_To do_
Track down each line that has the word "JSON" and copy it.
┌────────
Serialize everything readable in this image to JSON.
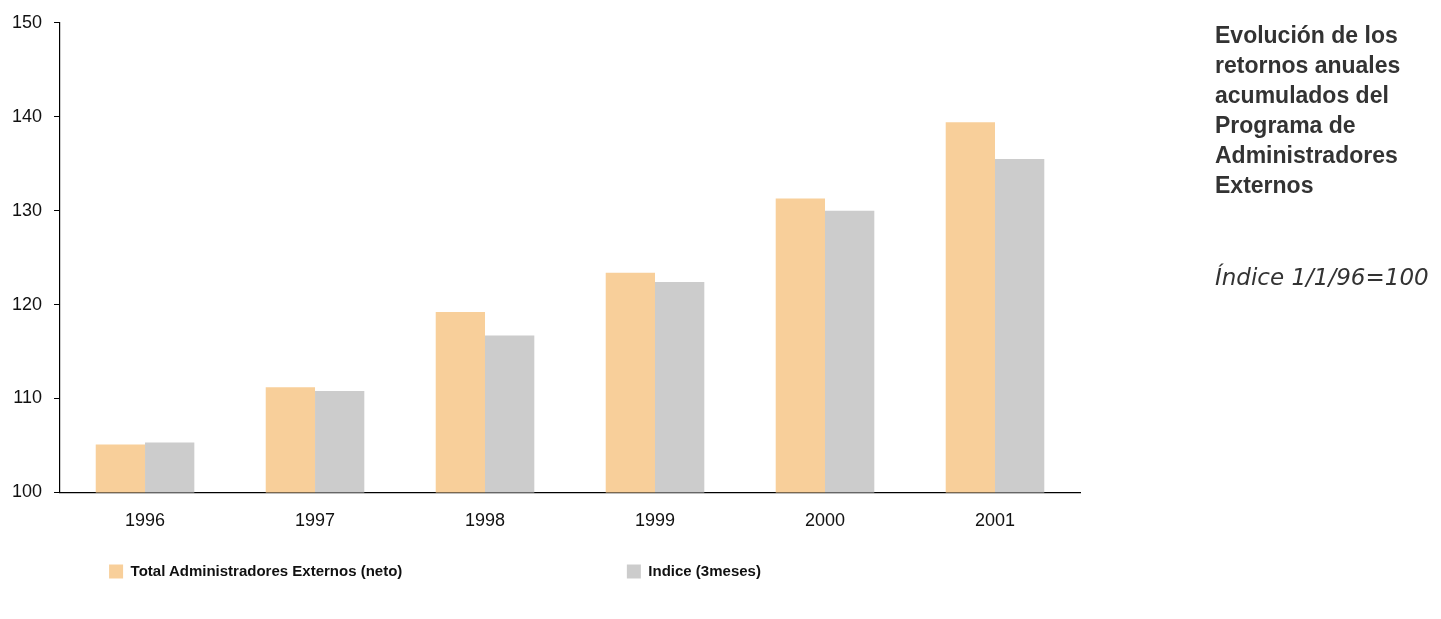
{
  "chart_data": {
    "type": "bar",
    "title": "Evolución de los retornos anuales acumulados del Programa de Administradores Externos",
    "subtitle": "Índice 1/1/96=100",
    "categories": [
      "1996",
      "1997",
      "1998",
      "1999",
      "2000",
      "2001"
    ],
    "series": [
      {
        "name": "Total Administradores Externos (neto)",
        "color": "#f8cf9a",
        "values": [
          105.1,
          111.2,
          119.2,
          123.4,
          131.3,
          139.4
        ]
      },
      {
        "name": "Indice (3meses)",
        "color": "#cccccc",
        "values": [
          105.3,
          110.8,
          116.7,
          122.4,
          130.0,
          135.5
        ]
      }
    ],
    "ylim": [
      100,
      150
    ],
    "yticks": [
      100,
      110,
      120,
      130,
      140,
      150
    ],
    "grid": false,
    "legend": "bottom"
  }
}
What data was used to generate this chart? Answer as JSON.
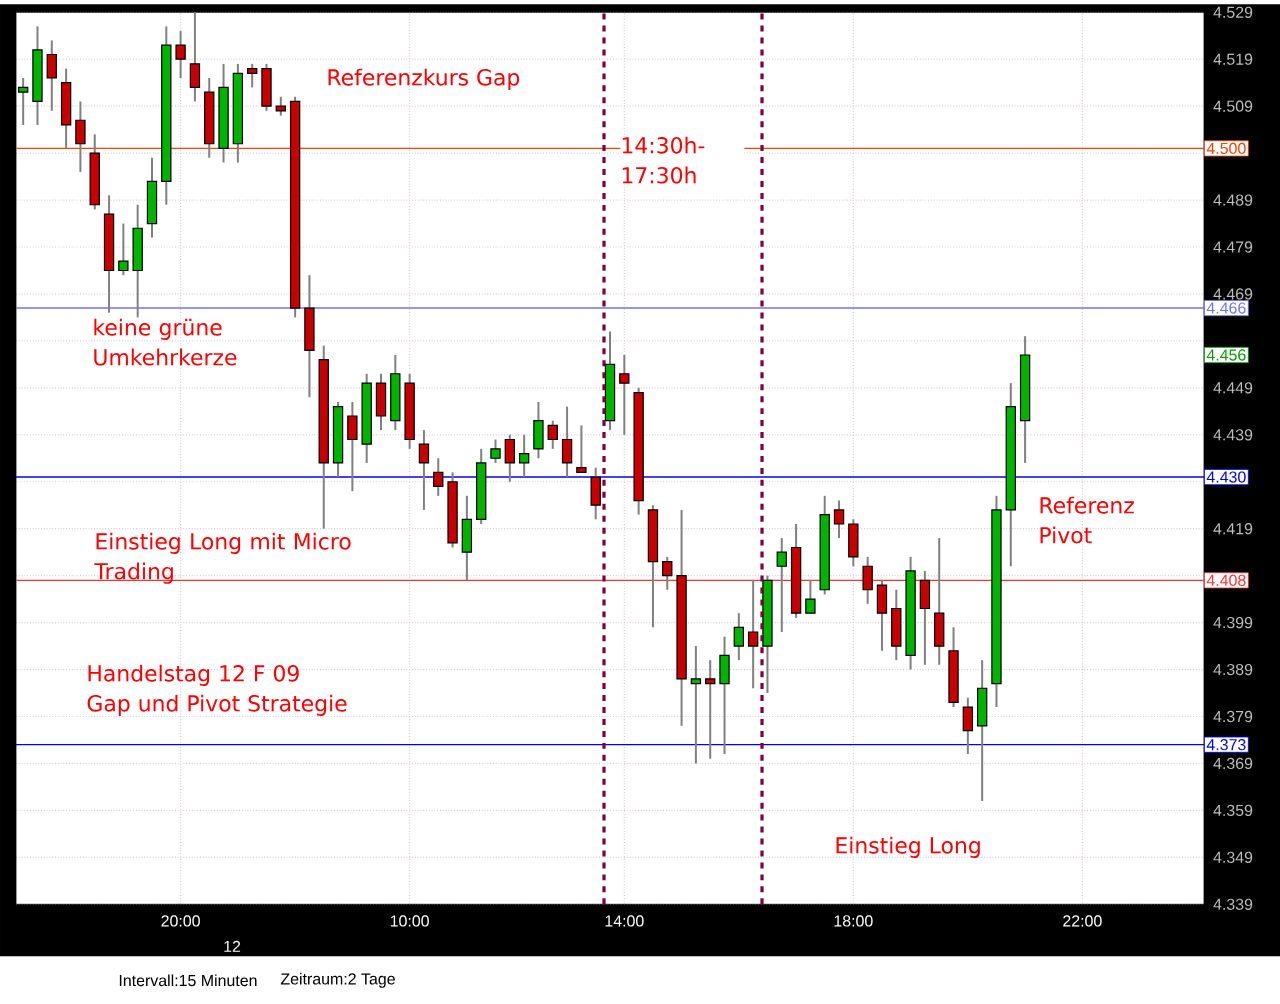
{
  "chart_data": {
    "type": "candlestick",
    "categories": [
      null,
      null,
      null,
      null,
      null,
      null,
      null,
      null,
      null,
      null,
      null,
      "20:00",
      null,
      null,
      null,
      null,
      null,
      null,
      null,
      null,
      null,
      null,
      null,
      null,
      null,
      null,
      null,
      "10:00",
      null,
      null,
      null,
      null,
      null,
      null,
      null,
      null,
      null,
      null,
      null,
      null,
      null,
      null,
      "14:00",
      null,
      null,
      null,
      null,
      null,
      null,
      null,
      null,
      null,
      null,
      null,
      null,
      null,
      null,
      null,
      "18:00",
      null,
      null,
      null,
      null,
      null,
      null,
      null,
      null,
      null,
      null,
      null,
      null,
      null,
      null,
      null,
      "22:00",
      null,
      null,
      null,
      null,
      null,
      null,
      null,
      null
    ],
    "ohlc": [
      [
        4512,
        4515,
        4505,
        4513
      ],
      [
        4510,
        4526,
        4505,
        4521
      ],
      [
        4520,
        4523,
        4508,
        4515
      ],
      [
        4514,
        4517,
        4500,
        4505
      ],
      [
        4506,
        4510,
        4495,
        4501
      ],
      [
        4499,
        4503,
        4487,
        4488
      ],
      [
        4486,
        4490,
        4465,
        4474
      ],
      [
        4474,
        4484,
        4473,
        4476
      ],
      [
        4474,
        4488,
        4464,
        4483
      ],
      [
        4484,
        4498,
        4481,
        4493
      ],
      [
        4493,
        4526,
        4488,
        4522
      ],
      [
        4522,
        4525,
        4515,
        4519
      ],
      [
        4518,
        4529,
        4510,
        4513
      ],
      [
        4512,
        4515,
        4498,
        4501
      ],
      [
        4500,
        4518,
        4497,
        4513
      ],
      [
        4501,
        4518,
        4497,
        4516
      ],
      [
        4517,
        4518,
        4513,
        4516
      ],
      [
        4517,
        4518,
        4508,
        4509
      ],
      [
        4509,
        4511,
        4507,
        4508
      ],
      [
        4510,
        4511,
        4464,
        4466
      ],
      [
        4466,
        4473,
        4447,
        4457
      ],
      [
        4455,
        4458,
        4419,
        4433
      ],
      [
        4433,
        4446,
        4430,
        4445
      ],
      [
        4443,
        4446,
        4427,
        4438
      ],
      [
        4437,
        4452,
        4433,
        4450
      ],
      [
        4450,
        4452,
        4440,
        4443
      ],
      [
        4442,
        4456,
        4440,
        4452
      ],
      [
        4450,
        4452,
        4436,
        4438
      ],
      [
        4437,
        4440,
        4423,
        4433
      ],
      [
        4431,
        4434,
        4426,
        4428
      ],
      [
        4429,
        4431,
        4415,
        4416
      ],
      [
        4414,
        4426,
        4408,
        4421
      ],
      [
        4421,
        4436,
        4420,
        4433
      ],
      [
        4434,
        4438,
        4433,
        4436
      ],
      [
        4438,
        4439,
        4429,
        4433
      ],
      [
        4433,
        4439,
        4430,
        4435
      ],
      [
        4436,
        4446,
        4434,
        4442
      ],
      [
        4441,
        4442,
        4436,
        4438
      ],
      [
        4438,
        4445,
        4430,
        4433
      ],
      [
        4432,
        4441,
        4431,
        4431
      ],
      [
        4430,
        4432,
        4421,
        4424
      ],
      [
        4442,
        4461,
        4440,
        4454
      ],
      [
        4452,
        4456,
        4439,
        4450
      ],
      [
        4448,
        4449,
        4422,
        4425
      ],
      [
        4423,
        4424,
        4398,
        4412
      ],
      [
        4412,
        4413,
        4406,
        4409
      ],
      [
        4409,
        4423,
        4377,
        4387
      ],
      [
        4386,
        4394,
        4369,
        4387
      ],
      [
        4387,
        4391,
        4370,
        4386
      ],
      [
        4386,
        4396,
        4371,
        4392
      ],
      [
        4394,
        4401,
        4391,
        4398
      ],
      [
        4397,
        4408,
        4385,
        4394
      ],
      [
        4394,
        4409,
        4384,
        4408
      ],
      [
        4411,
        4417,
        4397,
        4414
      ],
      [
        4415,
        4420,
        4400,
        4401
      ],
      [
        4401,
        4408,
        4401,
        4404
      ],
      [
        4406,
        4426,
        4405,
        4422
      ],
      [
        4423,
        4425,
        4417,
        4420
      ],
      [
        4420,
        4421,
        4411,
        4413
      ],
      [
        4411,
        4413,
        4403,
        4406
      ],
      [
        4407,
        4408,
        4393,
        4401
      ],
      [
        4402,
        4406,
        4391,
        4394
      ],
      [
        4392,
        4413,
        4389,
        4410
      ],
      [
        4408,
        4410,
        4390,
        4402
      ],
      [
        4401,
        4417,
        4390,
        4394
      ],
      [
        4393,
        4398,
        4381,
        4382
      ],
      [
        4381,
        4383,
        4371,
        4376
      ],
      [
        4377,
        4391,
        4361,
        4385
      ],
      [
        4386,
        4426,
        4381,
        4423
      ],
      [
        4423,
        4450,
        4411,
        4445
      ],
      [
        4442,
        4460,
        4433,
        4456
      ],
      null,
      null,
      null,
      null,
      null,
      null,
      null,
      null,
      null,
      null,
      null,
      null
    ],
    "colors": [
      "#00b400",
      "#00b400",
      "#c80000",
      "#c80000",
      "#c80000",
      "#c80000",
      "#c80000",
      "#00b400",
      "#00b400",
      "#00b400",
      "#00b400",
      "#c80000",
      "#c80000",
      "#c80000",
      "#00b400",
      "#00b400",
      "#c80000",
      "#c80000",
      "#c80000",
      "#c80000",
      "#c80000",
      "#c80000",
      "#00b400",
      "#c80000",
      "#00b400",
      "#c80000",
      "#00b400",
      "#c80000",
      "#c80000",
      "#c80000",
      "#c80000",
      "#00b400",
      "#00b400",
      "#00b400",
      "#c80000",
      "#00b400",
      "#00b400",
      "#c80000",
      "#c80000",
      "#c80000",
      "#c80000",
      "#00b400",
      "#c80000",
      "#c80000",
      "#c80000",
      "#c80000",
      "#c80000",
      "#00b400",
      "#c80000",
      "#00b400",
      "#00b400",
      "#c80000",
      "#00b400",
      "#00b400",
      "#c80000",
      "#00b400",
      "#00b400",
      "#c80000",
      "#c80000",
      "#c80000",
      "#c80000",
      "#c80000",
      "#00b400",
      "#c80000",
      "#c80000",
      "#c80000",
      "#c80000",
      "#00b400",
      "#00b400",
      "#00b400",
      "#00b400",
      null,
      null,
      null,
      null,
      null,
      null,
      null,
      null,
      null,
      null,
      null,
      null
    ],
    "ylim": [
      4339,
      4529
    ],
    "yticks": [
      {
        "value": 4339,
        "label": "4.339"
      },
      {
        "value": 4349,
        "label": "4.349"
      },
      {
        "value": 4359,
        "label": "4.359"
      },
      {
        "value": 4369,
        "label": "4.369"
      },
      {
        "value": 4379,
        "label": "4.379"
      },
      {
        "value": 4389,
        "label": "4.389"
      },
      {
        "value": 4399,
        "label": "4.399"
      },
      {
        "value": 4409,
        "label": null
      },
      {
        "value": 4419,
        "label": "4.419"
      },
      {
        "value": 4429,
        "label": null
      },
      {
        "value": 4439,
        "label": "4.439"
      },
      {
        "value": 4449,
        "label": "4.449"
      },
      {
        "value": 4459,
        "label": null
      },
      {
        "value": 4469,
        "label": "4.469"
      },
      {
        "value": 4479,
        "label": "4.479"
      },
      {
        "value": 4489,
        "label": "4.489"
      },
      {
        "value": 4499,
        "label": null
      },
      {
        "value": 4509,
        "label": "4.509"
      },
      {
        "value": 4519,
        "label": "4.519"
      },
      {
        "value": 4529,
        "label": "4.529"
      }
    ],
    "grid": true,
    "ref_lines": [
      {
        "axis": "y",
        "value": 4500,
        "label": "4.500",
        "color": "#ff4000"
      },
      {
        "axis": "y",
        "value": 4466,
        "label": "4.466",
        "color": "#7070ff"
      },
      {
        "axis": "y",
        "value": 4430,
        "label": "4.430",
        "color": "#0000ff"
      },
      {
        "axis": "y",
        "value": 4408,
        "label": "4.408",
        "color": "#ff3030"
      },
      {
        "axis": "y",
        "value": 4373,
        "label": "4.373",
        "color": "#0000ff"
      }
    ],
    "annotations": [
      "Referenzkurs Gap",
      "keine grüne Umkehrkerze",
      "Einstieg Long mit Micro Trading",
      "Handelstag 12 F 09",
      "Gap und Pivot Strategie",
      "Referenz Pivot",
      "Einstieg Long",
      {
        "text": "4.456",
        "y": 4456
      },
      "12",
      "Intervall:15 Minuten",
      "Zeitraum:2 Tage",
      "14:30h-17:30h"
    ]
  }
}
└────────
_Written response_
Serialize everything readable in this image to JSON.
What data was used to generate this chart? Answer as JSON.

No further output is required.